▶ _Requirement A_:
Answer these questions from the passage on computer programs.
(i) Besides "programs," what other names for computer programs does it give?
(ii) What examples appear in the parentheses after "apparatus and/or device"?
(iii) What does the term "machine-readable signal" refer to?
▶ _Requirement B_:
In the passage on computer programs, repeat word for word the stretch from "These computer programs" through "a programmable processor.".

▶ _Source extract_:
▼▼▼

These computer programs (also known as programs, software, software applications or code) include machine instructions for a programmable processor, and can be implemented in a high-level procedural and/or object-oriented programming language, and/or in assembly/machine language. As used herein, the terms “machine-readable medium” and “computer-readable medium” refer to any computer program product, non-transitory computer readable medium, apparatus and/or device (e.g., magnetic discs, optical disks, memory, Programmable Logic Devices (PLDs)) used to provide machine instructions and/or data to a programmable processor, including a machine-readable medium that receives machine instructions as a machine-readable signal. The term “machine-readable signal” refers to any signal used to provide machine instructions and/or data to a programmable processor.

▲▲▲

▶ _Supplied records_:
▼▼▼

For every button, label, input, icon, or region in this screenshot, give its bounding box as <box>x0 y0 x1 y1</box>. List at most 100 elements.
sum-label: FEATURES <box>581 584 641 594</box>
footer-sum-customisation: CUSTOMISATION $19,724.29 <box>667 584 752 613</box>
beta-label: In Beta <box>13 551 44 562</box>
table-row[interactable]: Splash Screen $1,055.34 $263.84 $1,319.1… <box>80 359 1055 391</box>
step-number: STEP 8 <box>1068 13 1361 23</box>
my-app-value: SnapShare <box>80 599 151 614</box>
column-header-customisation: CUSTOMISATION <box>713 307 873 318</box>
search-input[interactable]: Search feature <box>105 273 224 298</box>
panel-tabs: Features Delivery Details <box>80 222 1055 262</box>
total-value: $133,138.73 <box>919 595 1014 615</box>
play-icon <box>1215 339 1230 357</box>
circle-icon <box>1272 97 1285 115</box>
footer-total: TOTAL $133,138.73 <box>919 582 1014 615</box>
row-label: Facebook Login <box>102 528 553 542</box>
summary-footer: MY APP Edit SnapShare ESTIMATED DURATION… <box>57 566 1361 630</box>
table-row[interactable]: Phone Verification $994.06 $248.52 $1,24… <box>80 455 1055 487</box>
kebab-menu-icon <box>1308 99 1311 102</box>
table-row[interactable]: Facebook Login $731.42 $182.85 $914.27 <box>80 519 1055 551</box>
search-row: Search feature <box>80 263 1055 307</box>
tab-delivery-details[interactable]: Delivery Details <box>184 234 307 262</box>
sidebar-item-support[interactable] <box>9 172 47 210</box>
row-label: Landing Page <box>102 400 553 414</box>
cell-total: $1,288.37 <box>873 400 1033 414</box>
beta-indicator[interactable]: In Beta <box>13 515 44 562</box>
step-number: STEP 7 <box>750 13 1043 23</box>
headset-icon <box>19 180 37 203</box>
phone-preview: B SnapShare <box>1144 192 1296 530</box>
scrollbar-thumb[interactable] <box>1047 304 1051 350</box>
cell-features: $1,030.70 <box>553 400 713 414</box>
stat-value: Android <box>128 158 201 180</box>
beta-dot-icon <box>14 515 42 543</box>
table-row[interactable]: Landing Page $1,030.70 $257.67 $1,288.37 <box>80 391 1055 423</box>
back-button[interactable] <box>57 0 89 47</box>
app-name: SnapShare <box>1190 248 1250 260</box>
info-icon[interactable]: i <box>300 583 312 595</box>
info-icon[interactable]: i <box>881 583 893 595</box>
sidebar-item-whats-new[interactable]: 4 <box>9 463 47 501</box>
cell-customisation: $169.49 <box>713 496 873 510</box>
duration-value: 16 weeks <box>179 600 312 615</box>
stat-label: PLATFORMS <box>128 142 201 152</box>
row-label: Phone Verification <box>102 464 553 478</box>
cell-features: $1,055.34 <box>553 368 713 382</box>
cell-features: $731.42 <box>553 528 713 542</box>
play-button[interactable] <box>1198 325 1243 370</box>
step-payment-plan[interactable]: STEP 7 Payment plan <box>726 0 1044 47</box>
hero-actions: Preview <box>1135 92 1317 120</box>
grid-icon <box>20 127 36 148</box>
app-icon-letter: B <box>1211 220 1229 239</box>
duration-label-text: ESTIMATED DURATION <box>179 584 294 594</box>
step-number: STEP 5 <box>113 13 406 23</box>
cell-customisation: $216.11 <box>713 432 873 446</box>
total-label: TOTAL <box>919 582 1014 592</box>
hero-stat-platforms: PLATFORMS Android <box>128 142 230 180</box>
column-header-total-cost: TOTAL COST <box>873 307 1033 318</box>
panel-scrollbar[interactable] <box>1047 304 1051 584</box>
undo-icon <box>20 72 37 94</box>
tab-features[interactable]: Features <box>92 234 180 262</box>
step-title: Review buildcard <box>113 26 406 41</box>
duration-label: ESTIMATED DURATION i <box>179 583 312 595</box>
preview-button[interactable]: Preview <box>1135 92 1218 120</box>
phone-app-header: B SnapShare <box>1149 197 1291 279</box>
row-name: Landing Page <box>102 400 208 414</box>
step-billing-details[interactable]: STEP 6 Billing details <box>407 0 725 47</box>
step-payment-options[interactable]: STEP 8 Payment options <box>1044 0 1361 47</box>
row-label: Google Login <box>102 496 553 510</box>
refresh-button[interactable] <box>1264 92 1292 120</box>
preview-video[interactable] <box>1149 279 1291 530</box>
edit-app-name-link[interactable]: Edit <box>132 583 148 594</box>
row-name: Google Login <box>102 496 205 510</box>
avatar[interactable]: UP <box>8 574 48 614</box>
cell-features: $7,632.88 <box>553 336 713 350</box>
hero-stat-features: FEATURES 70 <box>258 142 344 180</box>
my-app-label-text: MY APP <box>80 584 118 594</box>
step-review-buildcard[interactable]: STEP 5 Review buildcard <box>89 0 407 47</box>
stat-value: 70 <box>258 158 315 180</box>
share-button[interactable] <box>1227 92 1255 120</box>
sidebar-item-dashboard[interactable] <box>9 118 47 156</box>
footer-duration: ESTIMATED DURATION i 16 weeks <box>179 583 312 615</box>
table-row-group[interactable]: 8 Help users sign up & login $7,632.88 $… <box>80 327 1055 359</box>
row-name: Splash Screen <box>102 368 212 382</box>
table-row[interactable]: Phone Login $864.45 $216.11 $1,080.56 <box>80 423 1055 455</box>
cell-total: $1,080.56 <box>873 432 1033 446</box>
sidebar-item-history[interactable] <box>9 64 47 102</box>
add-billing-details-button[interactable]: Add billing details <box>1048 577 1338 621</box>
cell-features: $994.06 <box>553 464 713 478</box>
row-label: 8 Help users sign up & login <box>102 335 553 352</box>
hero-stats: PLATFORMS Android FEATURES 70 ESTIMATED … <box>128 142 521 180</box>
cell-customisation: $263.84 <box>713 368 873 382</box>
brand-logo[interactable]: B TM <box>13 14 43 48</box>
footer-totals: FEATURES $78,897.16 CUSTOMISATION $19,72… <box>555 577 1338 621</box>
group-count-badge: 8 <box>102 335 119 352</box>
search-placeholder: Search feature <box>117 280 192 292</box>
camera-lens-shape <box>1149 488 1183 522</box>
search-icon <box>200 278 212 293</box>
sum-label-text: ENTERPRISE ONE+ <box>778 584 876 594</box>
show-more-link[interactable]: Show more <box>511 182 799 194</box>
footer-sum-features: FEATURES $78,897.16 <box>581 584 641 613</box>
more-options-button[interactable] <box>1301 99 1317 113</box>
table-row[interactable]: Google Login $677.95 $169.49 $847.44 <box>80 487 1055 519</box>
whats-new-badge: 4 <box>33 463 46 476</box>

▲▲▲

▶ _Response A_:
(i) Software, software applications, and code.
(ii) Magnetic discs, optical disks, memory, and Programmable Logic Devices (PLDs).
(iii) It refers to any signal used to provide machine instructions and/or data to a programmable processor.

▶ _Response B_:
These computer programs (also known as programs, software, software applications or code) include machine instructions for a programmable processor, and can be implemented in a high-level procedural and/or object-oriented programming language, and/or in assembly/machine language. As used herein, the terms “machine-readable medium” and “computer-readable medium” refer to any computer program product, non-transitory computer readable medium, apparatus and/or device (e.g., magnetic discs, optical disks, memory, Programmable Logic Devices (PLDs)) used to provide machine instructions and/or data to a programmable processor, including a machine-readable medium that receives machine instructions as a machine-readable signal. The term “machine-readable signal” refers to any signal used to provide machine instructions and/or data to a programmable processor.